WHAT IS BEING ASKED: Using the data below, determine the number of lines that include the string "color". Write only that number.

RECORDS:
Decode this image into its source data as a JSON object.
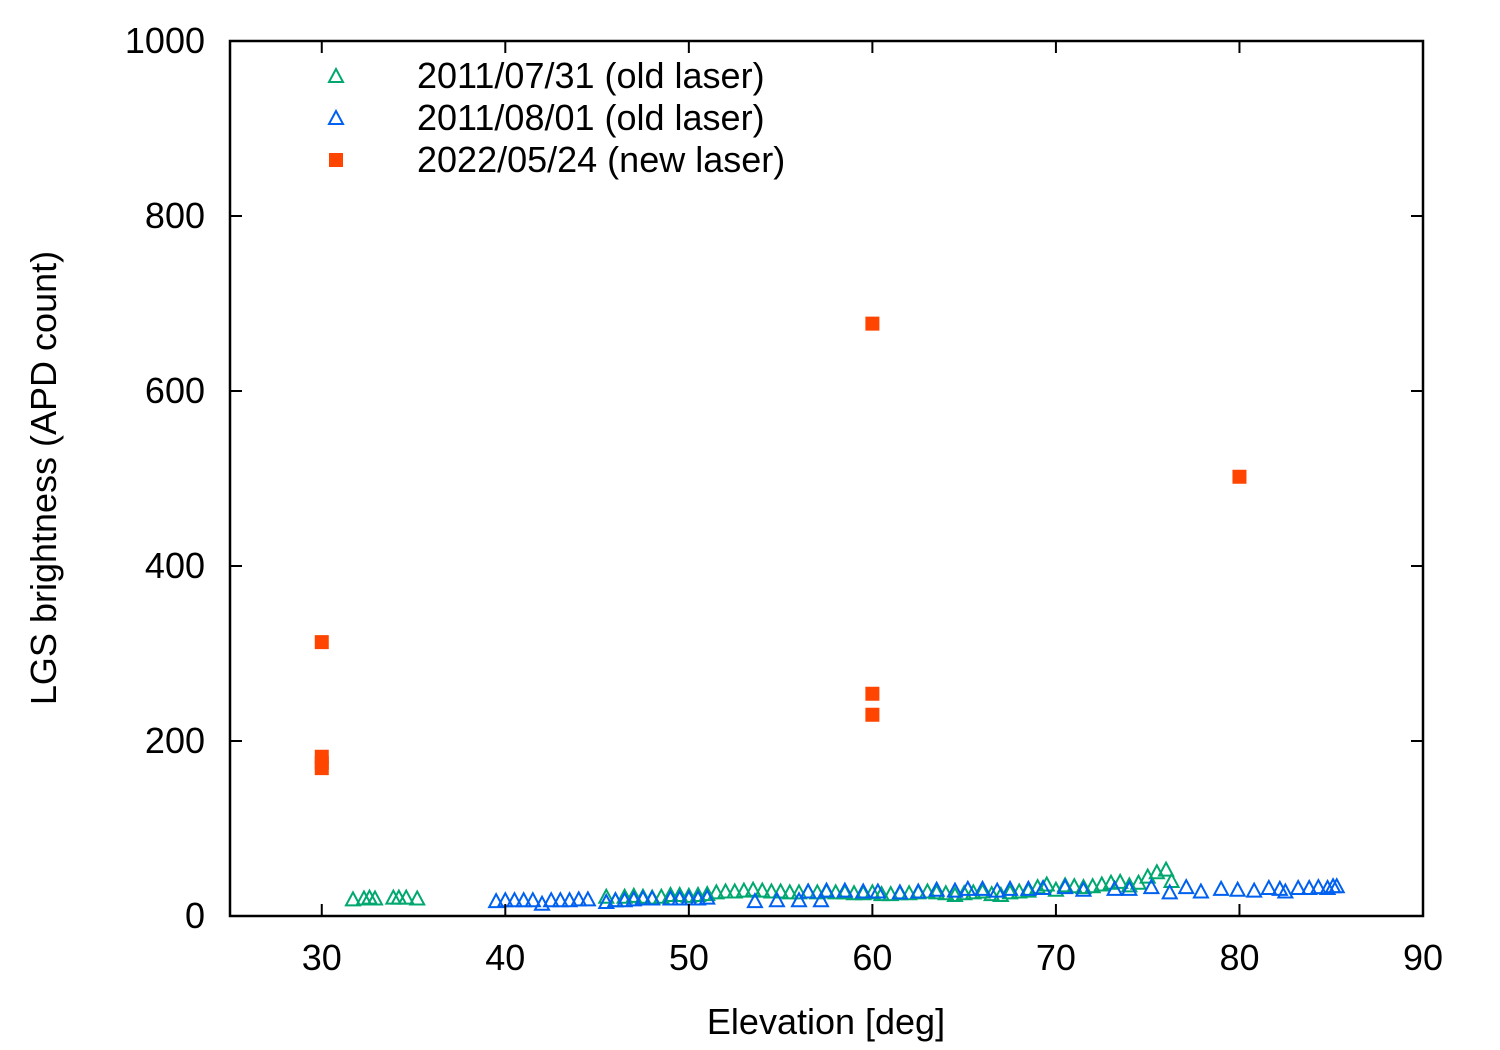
{
  "chart_data": {
    "type": "scatter",
    "title": "",
    "xlabel": "Elevation [deg]",
    "ylabel": "LGS brightness (APD count)",
    "xlim": [
      25,
      90
    ],
    "ylim": [
      0,
      1000
    ],
    "xticks": [
      30,
      40,
      50,
      60,
      70,
      80,
      90
    ],
    "yticks": [
      0,
      200,
      400,
      600,
      800,
      1000
    ],
    "grid": false,
    "legend_position": "top-left",
    "series": [
      {
        "name": "2011/07/31 (old laser)",
        "marker": "open-triangle",
        "color": "#00a870",
        "points": [
          [
            31.7,
            19
          ],
          [
            32.3,
            20
          ],
          [
            32.6,
            21
          ],
          [
            32.9,
            20
          ],
          [
            33.9,
            21
          ],
          [
            34.2,
            21
          ],
          [
            34.6,
            21
          ],
          [
            35.2,
            20
          ],
          [
            45.5,
            22
          ],
          [
            46,
            18
          ],
          [
            46.5,
            22
          ],
          [
            47,
            23
          ],
          [
            47.5,
            22
          ],
          [
            48,
            21
          ],
          [
            48.5,
            22
          ],
          [
            49,
            24
          ],
          [
            49.5,
            24
          ],
          [
            50,
            23
          ],
          [
            50.5,
            24
          ],
          [
            51,
            25
          ],
          [
            51.5,
            27
          ],
          [
            52,
            28
          ],
          [
            52.5,
            28
          ],
          [
            53,
            29
          ],
          [
            53.5,
            30
          ],
          [
            54,
            29
          ],
          [
            54.5,
            28
          ],
          [
            55,
            28
          ],
          [
            55.5,
            27
          ],
          [
            56,
            27
          ],
          [
            56.5,
            28
          ],
          [
            57,
            27
          ],
          [
            57.5,
            28
          ],
          [
            58,
            27
          ],
          [
            58.5,
            27
          ],
          [
            59,
            26
          ],
          [
            59.5,
            26
          ],
          [
            60,
            27
          ],
          [
            60.5,
            25
          ],
          [
            61,
            25
          ],
          [
            61.5,
            26
          ],
          [
            62,
            26
          ],
          [
            62.5,
            27
          ],
          [
            63,
            28
          ],
          [
            63.5,
            27
          ],
          [
            64,
            26
          ],
          [
            64.5,
            24
          ],
          [
            65,
            26
          ],
          [
            65.5,
            27
          ],
          [
            66,
            28
          ],
          [
            66.5,
            25
          ],
          [
            67,
            24
          ],
          [
            67.5,
            27
          ],
          [
            68,
            28
          ],
          [
            68.5,
            29
          ],
          [
            69,
            33
          ],
          [
            69.5,
            36
          ],
          [
            70,
            30
          ],
          [
            70.5,
            35
          ],
          [
            71,
            34
          ],
          [
            71.5,
            33
          ],
          [
            72,
            34
          ],
          [
            72.5,
            36
          ],
          [
            73,
            38
          ],
          [
            73.5,
            39
          ],
          [
            74,
            35
          ],
          [
            74.5,
            38
          ],
          [
            75,
            45
          ],
          [
            75.5,
            50
          ],
          [
            76,
            53
          ],
          [
            76.3,
            40
          ]
        ]
      },
      {
        "name": "2011/08/01 (old laser)",
        "marker": "open-triangle",
        "color": "#0060f0",
        "points": [
          [
            39.5,
            17
          ],
          [
            40,
            18
          ],
          [
            40.5,
            18
          ],
          [
            41,
            18
          ],
          [
            41.5,
            18
          ],
          [
            42,
            14
          ],
          [
            42.5,
            18
          ],
          [
            43,
            18
          ],
          [
            43.5,
            18
          ],
          [
            44,
            19
          ],
          [
            44.5,
            19
          ],
          [
            45.5,
            16
          ],
          [
            46,
            18
          ],
          [
            46.5,
            18
          ],
          [
            47,
            19
          ],
          [
            47.5,
            20
          ],
          [
            48,
            20
          ],
          [
            49,
            20
          ],
          [
            49.5,
            20
          ],
          [
            50,
            20
          ],
          [
            50.5,
            20
          ],
          [
            51,
            21
          ],
          [
            53.6,
            17
          ],
          [
            54.8,
            18
          ],
          [
            56,
            18
          ],
          [
            57.2,
            18
          ],
          [
            56.5,
            28
          ],
          [
            57.5,
            29
          ],
          [
            58.5,
            29
          ],
          [
            59.5,
            28
          ],
          [
            60.3,
            28
          ],
          [
            61.5,
            27
          ],
          [
            62.5,
            28
          ],
          [
            63.5,
            30
          ],
          [
            64.5,
            29
          ],
          [
            65.2,
            31
          ],
          [
            66,
            31
          ],
          [
            66.8,
            29
          ],
          [
            67.5,
            31
          ],
          [
            68.5,
            31
          ],
          [
            69.3,
            32
          ],
          [
            70.5,
            33
          ],
          [
            71.5,
            30
          ],
          [
            73.2,
            31
          ],
          [
            74,
            31
          ],
          [
            75.2,
            33
          ],
          [
            76.2,
            27
          ],
          [
            77.1,
            33
          ],
          [
            77.9,
            28
          ],
          [
            79,
            31
          ],
          [
            79.9,
            30
          ],
          [
            80.8,
            29
          ],
          [
            81.6,
            32
          ],
          [
            82.2,
            31
          ],
          [
            82.5,
            28
          ],
          [
            83.2,
            32
          ],
          [
            83.8,
            32
          ],
          [
            84.3,
            33
          ],
          [
            84.8,
            32
          ],
          [
            85.1,
            34
          ],
          [
            85.3,
            34
          ]
        ]
      },
      {
        "name": "2022/05/24 (new laser)",
        "marker": "filled-square",
        "color": "#ff4500",
        "points": [
          [
            30,
            313
          ],
          [
            30,
            182
          ],
          [
            30,
            175
          ],
          [
            30,
            169
          ],
          [
            60,
            677
          ],
          [
            60,
            254
          ],
          [
            60,
            230
          ],
          [
            80,
            502
          ]
        ]
      }
    ]
  }
}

FULL OUTPUT: 3